Send back the records in full, character for character.

- [EXERCISE DATA]
■ ■ ■ ■ ■
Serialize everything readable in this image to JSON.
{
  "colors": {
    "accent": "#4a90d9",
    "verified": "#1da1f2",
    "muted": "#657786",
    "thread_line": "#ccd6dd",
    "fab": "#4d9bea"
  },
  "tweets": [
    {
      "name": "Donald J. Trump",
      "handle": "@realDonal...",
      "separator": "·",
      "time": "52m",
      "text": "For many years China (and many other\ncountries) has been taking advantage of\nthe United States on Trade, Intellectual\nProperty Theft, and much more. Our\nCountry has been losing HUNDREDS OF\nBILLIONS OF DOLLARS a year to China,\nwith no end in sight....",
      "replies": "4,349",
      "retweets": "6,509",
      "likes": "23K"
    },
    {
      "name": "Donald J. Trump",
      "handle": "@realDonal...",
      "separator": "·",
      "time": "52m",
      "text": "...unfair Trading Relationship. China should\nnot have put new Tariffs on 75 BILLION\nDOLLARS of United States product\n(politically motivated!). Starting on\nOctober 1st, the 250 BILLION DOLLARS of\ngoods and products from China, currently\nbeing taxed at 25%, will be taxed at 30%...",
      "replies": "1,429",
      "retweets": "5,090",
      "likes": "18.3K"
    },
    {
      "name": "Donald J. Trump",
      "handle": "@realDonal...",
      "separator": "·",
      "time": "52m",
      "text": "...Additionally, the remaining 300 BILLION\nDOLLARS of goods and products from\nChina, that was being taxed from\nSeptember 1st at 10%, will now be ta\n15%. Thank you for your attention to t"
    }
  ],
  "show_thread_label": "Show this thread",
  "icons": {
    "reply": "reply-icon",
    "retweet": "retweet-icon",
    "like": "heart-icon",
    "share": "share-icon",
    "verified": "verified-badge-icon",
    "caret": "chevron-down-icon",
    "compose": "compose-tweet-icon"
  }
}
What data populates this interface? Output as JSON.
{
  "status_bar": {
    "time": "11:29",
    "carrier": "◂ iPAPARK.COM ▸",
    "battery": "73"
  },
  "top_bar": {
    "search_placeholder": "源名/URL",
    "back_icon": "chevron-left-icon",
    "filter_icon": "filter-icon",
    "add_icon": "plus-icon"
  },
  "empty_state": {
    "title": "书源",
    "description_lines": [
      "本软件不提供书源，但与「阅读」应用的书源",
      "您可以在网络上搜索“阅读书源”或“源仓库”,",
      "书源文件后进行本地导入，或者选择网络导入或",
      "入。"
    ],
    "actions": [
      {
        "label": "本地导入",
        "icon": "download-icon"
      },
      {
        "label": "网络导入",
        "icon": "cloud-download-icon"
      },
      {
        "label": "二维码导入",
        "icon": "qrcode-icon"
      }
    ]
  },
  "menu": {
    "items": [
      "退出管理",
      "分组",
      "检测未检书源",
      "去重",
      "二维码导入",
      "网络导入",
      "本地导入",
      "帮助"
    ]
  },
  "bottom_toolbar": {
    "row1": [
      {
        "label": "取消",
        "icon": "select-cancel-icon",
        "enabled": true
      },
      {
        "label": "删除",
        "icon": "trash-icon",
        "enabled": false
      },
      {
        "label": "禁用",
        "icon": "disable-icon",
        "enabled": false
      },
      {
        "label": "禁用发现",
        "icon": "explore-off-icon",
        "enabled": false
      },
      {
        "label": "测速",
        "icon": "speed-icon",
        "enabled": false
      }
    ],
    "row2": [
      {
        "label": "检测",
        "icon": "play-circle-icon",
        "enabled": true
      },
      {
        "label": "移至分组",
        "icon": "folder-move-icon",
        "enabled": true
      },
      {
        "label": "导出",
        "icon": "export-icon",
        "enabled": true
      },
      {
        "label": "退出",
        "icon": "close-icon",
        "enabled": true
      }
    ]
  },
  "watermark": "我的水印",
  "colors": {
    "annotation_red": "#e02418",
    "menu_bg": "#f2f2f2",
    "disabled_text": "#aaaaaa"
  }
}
■ ■ ■ ■ ■
- [WORKED SOLUTION]
Serialize everything readable in this image to JSON.
{
  "colors": {
    "accent": "#4a90d9",
    "verified": "#1da1f2",
    "muted": "#657786",
    "thread_line": "#ccd6dd",
    "fab": "#4d9bea"
  },
  "tweets": [
    {
      "name": "Donald J. Trump",
      "handle": "@realDonal...",
      "separator": "·",
      "time": "52m",
      "text": "For many years China (and many other\ncountries) has been taking advantage of\nthe United States on Trade, Intellectual\nProperty Theft, and much more. Our\nCountry has been losing HUNDREDS OF\nBILLIONS OF DOLLARS a year to China,\nwith no end in sight....",
      "replies": "4,349",
      "retweets": "6,509",
      "likes": "23K"
    },
    {
      "name": "Donald J. Trump",
      "handle": "@realDonal...",
      "separator": "·",
      "time": "52m",
      "text": "...unfair Trading Relationship. China should\nnot have put new Tariffs on 75 BILLION\nDOLLARS of United States product\n(politically motivated!). Starting on\nOctober 1st, the 250 BILLION DOLLARS of\ngoods and products from China, currently\nbeing taxed at 25%, will be taxed at 30%...",
      "replies": "1,429",
      "retweets": "5,090",
      "likes": "18.3K"
    },
    {
      "name": "Donald J. Trump",
      "handle": "@realDonal...",
      "separator": "·",
      "time": "52m",
      "text": "...Additionally, the remaining 300 BILLION\nDOLLARS of goods and products from\nChina, that was being taxed from\nSeptember 1st at 10%, will now be ta\n15%. Thank you for your attention to t"
    }
  ],
  "show_thread_label": "Show this thread",
  "icons": {
    "reply": "reply-icon",
    "retweet": "retweet-icon",
    "like": "heart-icon",
    "share": "share-icon",
    "verified": "verified-badge-icon",
    "caret": "chevron-down-icon",
    "compose": "compose-tweet-icon"
  }
}
What data populates this interface? Output as JSON.
{
  "status_bar": {
    "time": "11:29",
    "carrier": "◂ iPAPARK.COM ▸",
    "battery": "73"
  },
  "top_bar": {
    "search_placeholder": "源名/URL",
    "back_icon": "chevron-left-icon",
    "filter_icon": "filter-icon",
    "add_icon": "plus-icon"
  },
  "empty_state": {
    "title": "书源",
    "description_lines": [
      "本软件不提供书源，但与「阅读」应用的书源",
      "您可以在网络上搜索“阅读书源”或“源仓库”,",
      "书源文件后进行本地导入，或者选择网络导入或",
      "入。"
    ],
    "actions": [
      {
        "label": "本地导入",
        "icon": "download-icon"
      },
      {
        "label": "网络导入",
        "icon": "cloud-download-icon"
      },
      {
        "label": "二维码导入",
        "icon": "qrcode-icon"
      }
    ]
  },
  "menu": {
    "items": [
      "退出管理",
      "分组",
      "检测未检书源",
      "去重",
      "二维码导入",
      "网络导入",
      "本地导入",
      "帮助"
    ]
  },
  "bottom_toolbar": {
    "row1": [
      {
        "label": "取消",
        "icon": "select-cancel-icon",
        "enabled": true
      },
      {
        "label": "删除",
        "icon": "trash-icon",
        "enabled": false
      },
      {
        "label": "禁用",
        "icon": "disable-icon",
        "enabled": false
      },
      {
        "label": "禁用发现",
        "icon": "explore-off-icon",
        "enabled": false
      },
      {
        "label": "测速",
        "icon": "speed-icon",
        "enabled": false
      }
    ],
    "row2": [
      {
        "label": "检测",
        "icon": "play-circle-icon",
        "enabled": true
      },
      {
        "label": "移至分组",
        "icon": "folder-move-icon",
        "enabled": true
      },
      {
        "label": "导出",
        "icon": "export-icon",
        "enabled": true
      },
      {
        "label": "退出",
        "icon": "close-icon",
        "enabled": true
      }
    ]
  },
  "watermark": "我的水印",
  "colors": {
    "annotation_red": "#e02418",
    "menu_bg": "#f2f2f2",
    "disabled_text": "#aaaaaa"
  }
}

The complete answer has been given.